## Supplied text
********************

CHAPTER LXXXI

SYRIA AND EGYPT

After the declaration of war against Turkey, the allied war vessels were concentrated in the Levant and Red Sea to watch the coasts of southern Asia Minor, Syria, and Turkish Arabia. On the Syrian coast there was only one point where a naval force could effectively attack communications between Constantinople and the Turkish forces. This was the little town of Alexandretta, and the shore north to Payaz, a small village. The Turks, if they wished to reenforce their Syrian army must move their men, guns, and stores up a mountainous road over the Amanus from Baghche to Radju, or risk great losses by the coast route between Payaz and Alexandretta. The Turks took this chance, and were successful, for there was no allied warship in the Gulf of Alexandretta to oppose their progress. On December 17, 1914, H.M.S. Doris, a protected cruiser, appeared off Alexandretta and destroyed four bridges on the road and railway between that town and Payaz. The captain of the Doris sent an ultimatum to the Turkish commandant of Alexandretta demanding the surrender of the town, failing which he threatened bombardment of the place. To this the Turks paid no attention. A second ultimatum brought forth a telegraphic message from Djemal Pasha at Damascus, threatening to execute allied subjects interned in that city if any Ottoman noncombatants were killed at Alexandretta by the British guns. The captain of the Doris promptly replied that Djemal Pasha would be held responsible for the execution of allied subjects, if he dared to carry out what he proposed. Thanks to the influence brought to bear on the Porte by the American Embassy at Constantinople, the Ottoman military authorities in Syria became more reasonable, and finally agreed to blow up the two railway engines at Alexandretta themselves, much of the war material having been removed from the town while negotiations were pending.

During the first three months of 1915 there was only one fight of any importance on the coast of the Gulf of Alexandretta. On February 6 a landing party from H.M.S. Philomel was subjected to heavy fire from a concealed trench where eighty Turks were located. Six of the British and New Zealanders who formed the crew of the Philomel were wounded, three mortally. The cruiser promptly avenged their death by steaming in and opening a point-blank fire on the trenches with her 4.7-inch guns. More than fifty of the Turks were killed or badly wounded, the high-explosive shells shattering some to pieces. After this salutary lesson the Turks at Alexandretta did not seek any further encounters with the sailors of allied war vessels.

The British cruisers were late in arriving in the Gulf of Alexandretta, and had lost some opportunities to injure the enemy by their delay, but now they did valiant duty in preventing the Turks from sending any number of men or stores to Aleppo for the Caucasus, Mesopotamia, or the Egyptian border by the coast route, which would greatly have facilitated their movements. They were forced, owing to the vigilance of British warships, to send their troops and munitions over the Giaur Dagh by the pass called the Syrian Gates, between Cilicia and northern Syria, a rough, mountainous region, with bad roads, that made progress extremely difficult.

********************

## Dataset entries
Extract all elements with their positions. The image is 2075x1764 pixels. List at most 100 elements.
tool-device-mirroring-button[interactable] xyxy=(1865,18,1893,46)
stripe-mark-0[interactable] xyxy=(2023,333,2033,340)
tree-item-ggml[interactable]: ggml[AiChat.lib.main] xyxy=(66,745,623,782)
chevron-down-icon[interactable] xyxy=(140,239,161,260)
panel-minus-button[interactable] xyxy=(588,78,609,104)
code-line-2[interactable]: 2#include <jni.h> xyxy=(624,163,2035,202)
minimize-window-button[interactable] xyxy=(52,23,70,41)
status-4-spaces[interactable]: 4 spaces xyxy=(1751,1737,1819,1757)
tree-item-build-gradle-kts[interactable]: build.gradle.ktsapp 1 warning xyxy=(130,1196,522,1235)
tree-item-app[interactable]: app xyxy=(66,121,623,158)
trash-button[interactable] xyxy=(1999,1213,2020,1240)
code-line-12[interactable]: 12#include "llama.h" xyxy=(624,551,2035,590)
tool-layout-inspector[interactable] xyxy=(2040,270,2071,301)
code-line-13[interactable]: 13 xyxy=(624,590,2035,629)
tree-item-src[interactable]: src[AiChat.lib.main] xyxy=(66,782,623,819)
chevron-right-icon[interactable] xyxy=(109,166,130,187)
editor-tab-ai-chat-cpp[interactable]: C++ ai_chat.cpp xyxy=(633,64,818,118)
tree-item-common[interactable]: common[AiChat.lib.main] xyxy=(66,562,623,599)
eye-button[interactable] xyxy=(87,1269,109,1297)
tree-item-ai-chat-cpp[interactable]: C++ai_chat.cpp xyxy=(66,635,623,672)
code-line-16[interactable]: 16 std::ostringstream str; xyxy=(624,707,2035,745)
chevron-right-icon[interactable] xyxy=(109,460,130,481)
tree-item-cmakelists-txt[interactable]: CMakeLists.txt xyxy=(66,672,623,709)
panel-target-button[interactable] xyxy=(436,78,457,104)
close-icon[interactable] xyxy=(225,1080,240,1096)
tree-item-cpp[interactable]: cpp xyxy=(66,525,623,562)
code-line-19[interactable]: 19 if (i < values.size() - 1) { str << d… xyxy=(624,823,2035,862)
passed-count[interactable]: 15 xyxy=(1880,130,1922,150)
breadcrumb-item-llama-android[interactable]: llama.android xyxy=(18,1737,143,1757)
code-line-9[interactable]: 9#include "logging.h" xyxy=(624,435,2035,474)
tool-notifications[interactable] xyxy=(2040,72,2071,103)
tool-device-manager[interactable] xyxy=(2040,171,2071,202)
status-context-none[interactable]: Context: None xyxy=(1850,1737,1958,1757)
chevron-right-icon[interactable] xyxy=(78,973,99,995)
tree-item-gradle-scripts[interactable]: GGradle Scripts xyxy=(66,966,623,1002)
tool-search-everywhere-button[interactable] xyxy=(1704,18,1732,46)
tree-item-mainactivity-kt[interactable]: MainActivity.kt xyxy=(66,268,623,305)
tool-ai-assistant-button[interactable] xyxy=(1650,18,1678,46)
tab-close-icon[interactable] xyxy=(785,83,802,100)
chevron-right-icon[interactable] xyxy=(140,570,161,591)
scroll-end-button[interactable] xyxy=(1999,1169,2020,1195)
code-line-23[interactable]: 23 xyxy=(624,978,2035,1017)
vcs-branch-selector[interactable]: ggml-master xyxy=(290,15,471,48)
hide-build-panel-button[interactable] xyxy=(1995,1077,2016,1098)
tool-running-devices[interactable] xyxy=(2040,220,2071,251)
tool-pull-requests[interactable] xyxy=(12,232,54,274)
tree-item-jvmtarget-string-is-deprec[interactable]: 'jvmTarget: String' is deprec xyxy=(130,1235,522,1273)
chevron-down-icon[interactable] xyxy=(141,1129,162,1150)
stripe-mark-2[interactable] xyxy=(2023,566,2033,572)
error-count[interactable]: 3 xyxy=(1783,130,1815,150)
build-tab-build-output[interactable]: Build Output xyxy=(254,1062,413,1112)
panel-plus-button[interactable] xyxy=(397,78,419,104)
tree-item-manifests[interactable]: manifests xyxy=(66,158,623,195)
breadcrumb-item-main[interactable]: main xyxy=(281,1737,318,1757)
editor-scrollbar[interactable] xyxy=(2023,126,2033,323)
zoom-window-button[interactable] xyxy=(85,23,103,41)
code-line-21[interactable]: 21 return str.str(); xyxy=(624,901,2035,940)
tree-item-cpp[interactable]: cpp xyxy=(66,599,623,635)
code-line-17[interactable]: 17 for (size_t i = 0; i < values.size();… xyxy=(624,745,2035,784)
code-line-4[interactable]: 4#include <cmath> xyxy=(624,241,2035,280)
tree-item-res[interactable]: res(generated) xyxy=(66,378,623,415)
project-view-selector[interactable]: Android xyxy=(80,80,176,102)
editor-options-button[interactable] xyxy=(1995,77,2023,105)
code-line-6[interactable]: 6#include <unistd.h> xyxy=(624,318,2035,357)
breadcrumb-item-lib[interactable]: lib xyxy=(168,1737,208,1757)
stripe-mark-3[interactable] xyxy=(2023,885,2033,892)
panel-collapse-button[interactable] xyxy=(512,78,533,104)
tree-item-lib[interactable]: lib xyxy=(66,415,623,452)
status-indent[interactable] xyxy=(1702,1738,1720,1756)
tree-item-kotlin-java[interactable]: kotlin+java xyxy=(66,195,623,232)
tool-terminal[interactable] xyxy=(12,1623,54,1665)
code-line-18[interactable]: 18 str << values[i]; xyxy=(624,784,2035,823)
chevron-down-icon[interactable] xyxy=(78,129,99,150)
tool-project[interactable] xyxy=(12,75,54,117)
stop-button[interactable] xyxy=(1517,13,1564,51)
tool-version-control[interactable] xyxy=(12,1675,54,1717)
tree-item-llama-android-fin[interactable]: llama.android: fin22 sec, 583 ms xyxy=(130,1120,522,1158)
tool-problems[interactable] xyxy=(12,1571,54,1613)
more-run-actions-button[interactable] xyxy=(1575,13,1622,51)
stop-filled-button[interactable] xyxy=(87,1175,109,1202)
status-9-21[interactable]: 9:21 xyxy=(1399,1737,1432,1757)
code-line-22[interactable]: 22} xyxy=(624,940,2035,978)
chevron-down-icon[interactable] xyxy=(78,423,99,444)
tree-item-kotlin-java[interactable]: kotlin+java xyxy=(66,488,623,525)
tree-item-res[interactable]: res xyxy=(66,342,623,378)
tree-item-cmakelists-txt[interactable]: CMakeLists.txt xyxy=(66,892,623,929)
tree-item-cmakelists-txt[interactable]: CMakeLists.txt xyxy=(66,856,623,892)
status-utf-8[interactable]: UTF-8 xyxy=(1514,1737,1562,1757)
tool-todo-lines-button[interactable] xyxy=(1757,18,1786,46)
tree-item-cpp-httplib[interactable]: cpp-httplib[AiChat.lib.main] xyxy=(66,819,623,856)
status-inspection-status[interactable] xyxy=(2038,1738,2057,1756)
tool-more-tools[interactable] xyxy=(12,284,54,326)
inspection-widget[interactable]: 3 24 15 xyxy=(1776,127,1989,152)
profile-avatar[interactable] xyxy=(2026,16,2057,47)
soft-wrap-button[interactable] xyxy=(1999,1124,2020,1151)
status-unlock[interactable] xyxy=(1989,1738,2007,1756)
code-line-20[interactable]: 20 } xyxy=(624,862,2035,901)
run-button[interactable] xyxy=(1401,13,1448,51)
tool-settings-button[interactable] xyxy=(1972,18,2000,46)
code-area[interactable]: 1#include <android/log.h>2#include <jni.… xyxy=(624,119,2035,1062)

********************

## Check your understanding
**A.** Write out the stretch of the chapter on Syria and Egypt from "The British cruisers" through "progress extremely difficult.".
**B.** Summarize the chapter on Syria and Egypt in three sentences.
The entries play no part in this work.

## Task-by-task results
**A.**
The British cruisers were late in arriving in the Gulf of Alexandretta, and had lost some opportunities to injure the enemy by their delay, but now they did valiant duty in preventing the Turks from sending any number of men or stores to Aleppo for the Caucasus, Mesopotamia, or the Egyptian border by the coast route, which would greatly have facilitated their movements. They were forced, owing to the vigilance of British warships, to send their troops and munitions over the Giaur Dagh by the pass called the Syrian Gates, between Cilicia and northern Syria, a rough, mountainous region, with bad roads, that made progress extremely difficult.

**B.** After war was declared on Turkey, allied warships gathered in the Levant and Red Sea, and on December 17, 1914, H.M.S. Doris destroyed four bridges between Alexandretta and Payaz and demanded the town's surrender. Djemal Pasha threatened to execute interned allied subjects, but after the American Embassy at Constantinople pressed the Porte, the Ottoman authorities agreed to blow up the two railway engines at Alexandretta themselves. On February 6, 1915, H.M.S. Philomel answered fire on its landing party by shelling the Turkish trench at point-blank range, and from then on British warships forced the Turks to move troops and munitions over the rough Giaur Dagh instead of by the coast route.